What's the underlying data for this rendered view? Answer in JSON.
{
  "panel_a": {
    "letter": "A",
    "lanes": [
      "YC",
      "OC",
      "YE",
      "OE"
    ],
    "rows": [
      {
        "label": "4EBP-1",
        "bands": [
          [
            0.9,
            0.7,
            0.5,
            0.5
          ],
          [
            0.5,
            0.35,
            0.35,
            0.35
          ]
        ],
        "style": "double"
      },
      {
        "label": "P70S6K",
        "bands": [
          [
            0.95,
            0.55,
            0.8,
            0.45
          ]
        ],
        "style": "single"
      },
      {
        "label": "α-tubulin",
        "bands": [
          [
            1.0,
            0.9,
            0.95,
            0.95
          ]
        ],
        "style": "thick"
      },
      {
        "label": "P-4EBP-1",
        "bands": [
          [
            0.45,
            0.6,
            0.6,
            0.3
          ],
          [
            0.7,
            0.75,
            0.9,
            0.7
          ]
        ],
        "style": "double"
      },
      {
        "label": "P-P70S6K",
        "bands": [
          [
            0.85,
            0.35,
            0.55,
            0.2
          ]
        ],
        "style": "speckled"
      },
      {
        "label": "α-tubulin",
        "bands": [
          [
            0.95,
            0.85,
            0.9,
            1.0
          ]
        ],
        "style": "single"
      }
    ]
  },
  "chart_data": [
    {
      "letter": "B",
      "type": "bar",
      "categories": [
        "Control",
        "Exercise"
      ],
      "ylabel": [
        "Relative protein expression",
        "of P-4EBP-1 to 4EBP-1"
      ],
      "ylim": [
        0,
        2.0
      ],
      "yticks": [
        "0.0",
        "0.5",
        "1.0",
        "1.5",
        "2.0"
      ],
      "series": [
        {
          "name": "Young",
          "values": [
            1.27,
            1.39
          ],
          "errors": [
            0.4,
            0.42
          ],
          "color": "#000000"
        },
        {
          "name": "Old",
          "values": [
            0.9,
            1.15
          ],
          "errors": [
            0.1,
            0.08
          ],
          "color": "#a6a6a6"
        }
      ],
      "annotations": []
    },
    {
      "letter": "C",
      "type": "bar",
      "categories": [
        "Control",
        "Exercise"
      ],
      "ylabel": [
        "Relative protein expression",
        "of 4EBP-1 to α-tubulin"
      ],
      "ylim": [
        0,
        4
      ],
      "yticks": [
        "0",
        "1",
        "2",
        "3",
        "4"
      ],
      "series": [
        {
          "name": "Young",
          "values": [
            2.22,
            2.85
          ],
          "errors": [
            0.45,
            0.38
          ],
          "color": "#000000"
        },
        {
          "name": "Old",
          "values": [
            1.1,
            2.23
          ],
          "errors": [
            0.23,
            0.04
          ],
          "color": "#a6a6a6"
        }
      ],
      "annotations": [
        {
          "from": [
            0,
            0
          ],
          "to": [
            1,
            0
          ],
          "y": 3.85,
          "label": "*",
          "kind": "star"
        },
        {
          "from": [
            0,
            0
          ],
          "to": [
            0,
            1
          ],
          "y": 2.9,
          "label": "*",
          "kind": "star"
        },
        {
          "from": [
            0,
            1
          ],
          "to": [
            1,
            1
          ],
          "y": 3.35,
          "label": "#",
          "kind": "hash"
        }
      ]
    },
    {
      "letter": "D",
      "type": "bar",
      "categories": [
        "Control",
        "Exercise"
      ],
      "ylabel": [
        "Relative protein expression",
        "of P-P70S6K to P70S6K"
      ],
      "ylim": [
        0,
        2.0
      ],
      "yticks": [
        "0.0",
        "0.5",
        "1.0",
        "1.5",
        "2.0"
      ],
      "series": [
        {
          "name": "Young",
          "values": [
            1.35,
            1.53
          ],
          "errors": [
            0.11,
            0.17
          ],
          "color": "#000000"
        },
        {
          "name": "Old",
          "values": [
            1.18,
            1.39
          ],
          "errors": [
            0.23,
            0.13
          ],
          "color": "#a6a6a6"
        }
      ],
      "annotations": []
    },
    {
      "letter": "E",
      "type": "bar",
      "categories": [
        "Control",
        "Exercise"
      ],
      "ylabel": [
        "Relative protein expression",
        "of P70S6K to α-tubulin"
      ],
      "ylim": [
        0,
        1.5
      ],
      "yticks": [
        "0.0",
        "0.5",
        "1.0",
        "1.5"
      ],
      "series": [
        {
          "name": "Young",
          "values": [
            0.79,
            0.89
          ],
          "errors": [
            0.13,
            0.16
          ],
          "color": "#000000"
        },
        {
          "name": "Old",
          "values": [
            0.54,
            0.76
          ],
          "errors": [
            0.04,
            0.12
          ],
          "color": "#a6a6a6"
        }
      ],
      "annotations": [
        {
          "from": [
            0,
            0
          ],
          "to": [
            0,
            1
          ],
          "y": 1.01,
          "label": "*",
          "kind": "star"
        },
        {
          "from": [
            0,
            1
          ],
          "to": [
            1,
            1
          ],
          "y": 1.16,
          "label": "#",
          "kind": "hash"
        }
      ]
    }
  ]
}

------------

(Work to be completed): Check each line above for the string "tubulin" and copy the ones that have it.

(Finished exercise):
        "label": "α-tubulin",
        "label": "α-tubulin",
        "of 4EBP-1 to α-tubulin"
        "of P70S6K to α-tubulin"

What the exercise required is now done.